- TASK OBJECTIVE: Reproduce every line of the items below verbatim, leaving out the pictures.
------------------------------------------------------------------------
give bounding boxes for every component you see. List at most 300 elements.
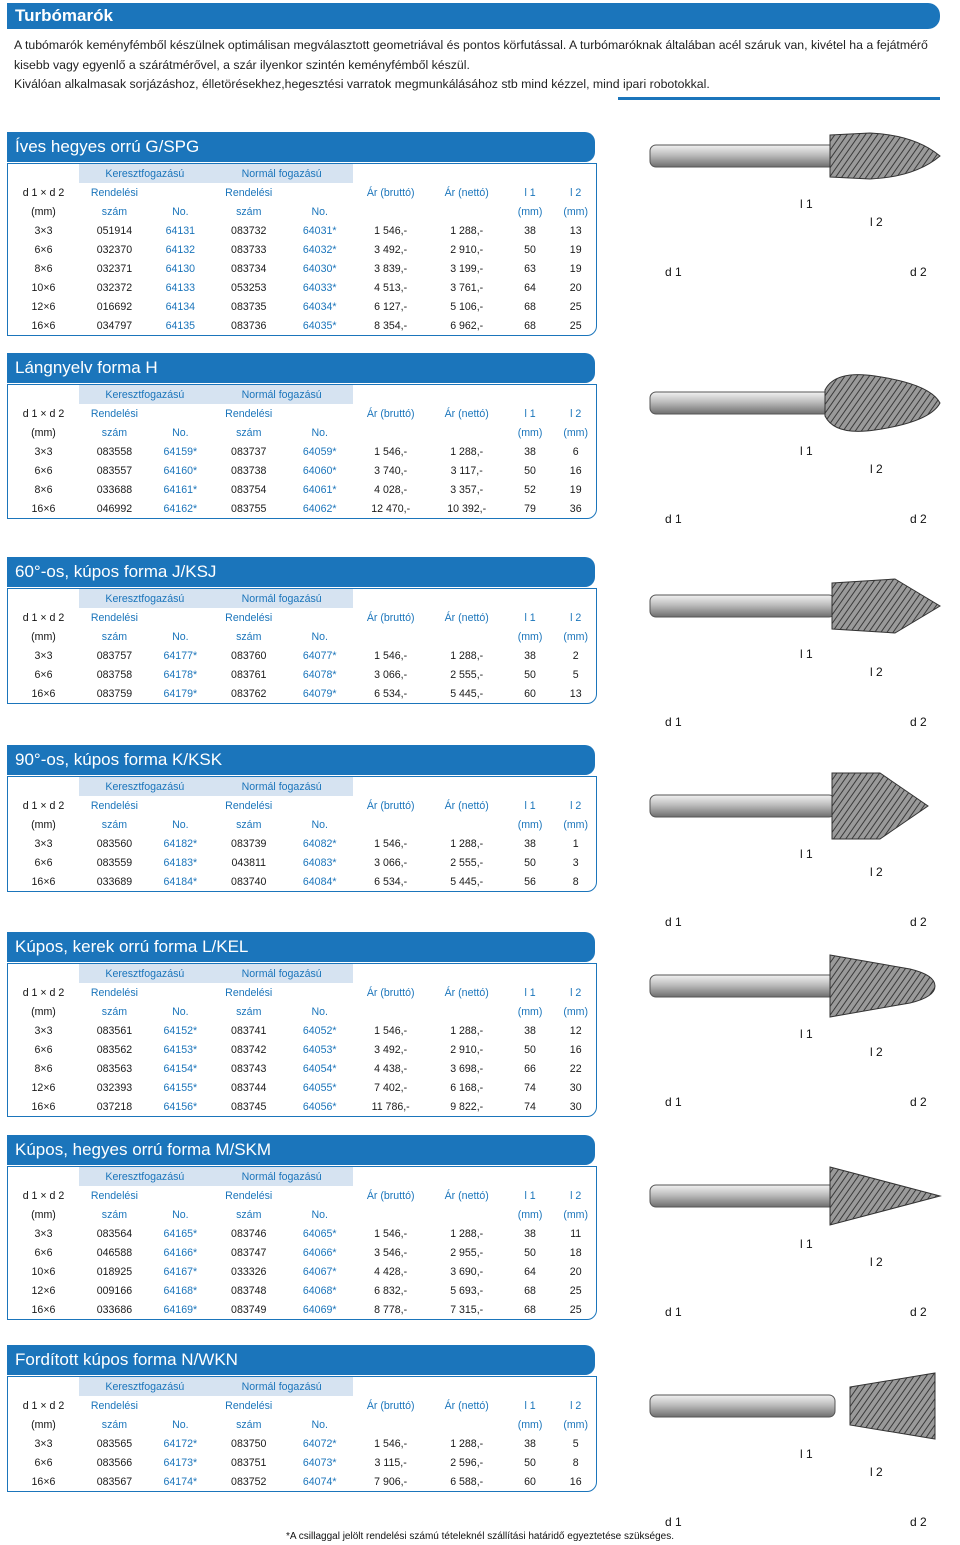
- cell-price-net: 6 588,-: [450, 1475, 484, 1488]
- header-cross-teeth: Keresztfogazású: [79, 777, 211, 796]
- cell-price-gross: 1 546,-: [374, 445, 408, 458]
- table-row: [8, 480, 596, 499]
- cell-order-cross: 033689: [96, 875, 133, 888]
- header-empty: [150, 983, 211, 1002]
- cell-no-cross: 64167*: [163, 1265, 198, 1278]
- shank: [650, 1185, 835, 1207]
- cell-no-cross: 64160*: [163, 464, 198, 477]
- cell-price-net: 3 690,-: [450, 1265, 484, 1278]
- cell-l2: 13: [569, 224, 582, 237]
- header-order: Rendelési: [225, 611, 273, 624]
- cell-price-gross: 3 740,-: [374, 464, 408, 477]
------------------------------------------------------------------------
- THE COMPLETED TASK:
give bounding boxes for every component you see. List at most 300 elements.
- cell-price-net: 6 588,-: [450, 1475, 484, 1488]
- header-cross-teeth: Keresztfogazású: [79, 777, 211, 796]
- cell-price-gross: 1 546,-: [374, 445, 408, 458]
- table-row: [8, 480, 596, 499]
- cell-order-cross: 033689: [96, 875, 133, 888]
- header-empty: [150, 983, 211, 1002]
- cell-no-cross: 64167*: [163, 1265, 198, 1278]
- shank: [650, 1185, 835, 1207]
- cell-no-cross: 64160*: [163, 464, 198, 477]
- cell-price-net: 3 690,-: [450, 1265, 484, 1278]
- cell-l2: 13: [569, 224, 582, 237]
- header-order: Rendelési: [225, 611, 273, 624]
- cell-price-gross: 3 740,-: [374, 464, 408, 477]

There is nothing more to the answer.